→ **Material supplied**
■ ■ ■
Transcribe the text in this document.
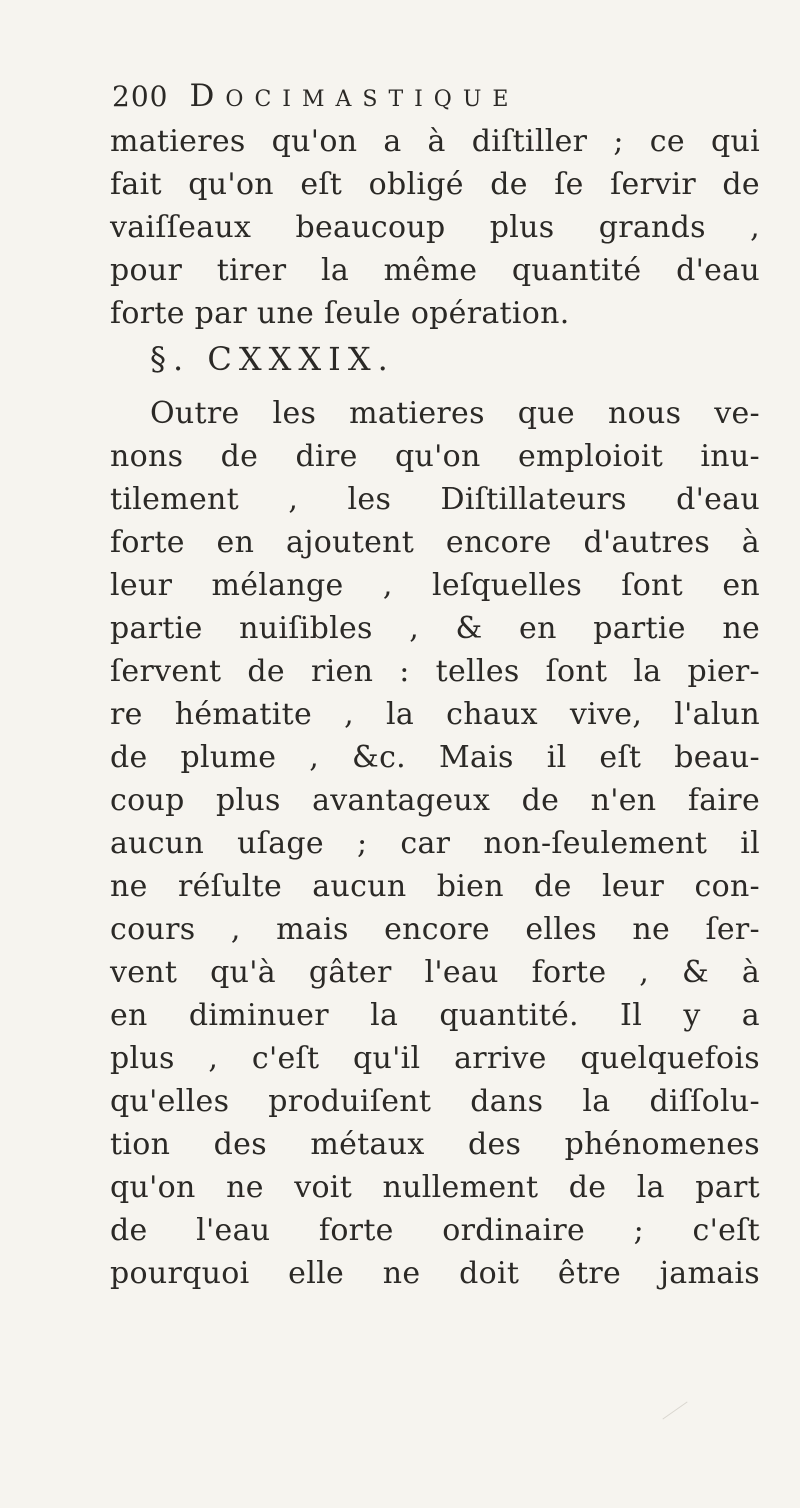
200 Docimastique
matieres qu'on a à diſtiller ; ce qui
fait qu'on eſt obligé de ſe ſervir de
vaiſſeaux beaucoup plus grands ,
pour tirer la même quantité d'eau
forte par une ſeule opération.
§. CXXXIX.
Outre les matieres que nous ve-
nons de dire qu'on emploioit inu-
tilement , les Diſtillateurs d'eau
forte en ajoutent encore d'autres à
leur mélange , leſquelles ſont en
partie nuiſibles , & en partie ne
ſervent de rien : telles ſont la pier-
re hématite , la chaux vive, l'alun
de plume , &c. Mais il eſt beau-
coup plus avantageux de n'en faire
aucun uſage ; car non-ſeulement il
ne réſulte aucun bien de leur con-
cours , mais encore elles ne ſer-
vent qu'à gâter l'eau forte , & à
en diminuer la quantité. Il y a
plus , c'eſt qu'il arrive quelquefois
qu'elles produiſent dans la diſſolu-
tion des métaux des phénomenes
qu'on ne voit nullement de la part
de l'eau forte ordinaire ; c'eſt
pourquoi elle ne doit être jamais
■ ■ ■
→ **Task statement**
Every entry must be reproduced exactly, with the images left out.

→ **Answer to this problem**
Transcribe the text in this document.
200 Docimastique
matieres qu'on a à diſtiller ; ce qui
fait qu'on eſt obligé de ſe ſervir de
vaiſſeaux beaucoup plus grands ,
pour tirer la même quantité d'eau
forte par une ſeule opération.
§. CXXXIX.
Outre les matieres que nous ve-
nons de dire qu'on emploioit inu-
tilement , les Diſtillateurs d'eau
forte en ajoutent encore d'autres à
leur mélange , leſquelles ſont en
partie nuiſibles , & en partie ne
ſervent de rien : telles ſont la pier-
re hématite , la chaux vive, l'alun
de plume , &c. Mais il eſt beau-
coup plus avantageux de n'en faire
aucun uſage ; car non-ſeulement il
ne réſulte aucun bien de leur con-
cours , mais encore elles ne ſer-
vent qu'à gâter l'eau forte , & à
en diminuer la quantité. Il y a
plus , c'eſt qu'il arrive quelquefois
qu'elles produiſent dans la diſſolu-
tion des métaux des phénomenes
qu'on ne voit nullement de la part
de l'eau forte ordinaire ; c'eſt
pourquoi elle ne doit être jamais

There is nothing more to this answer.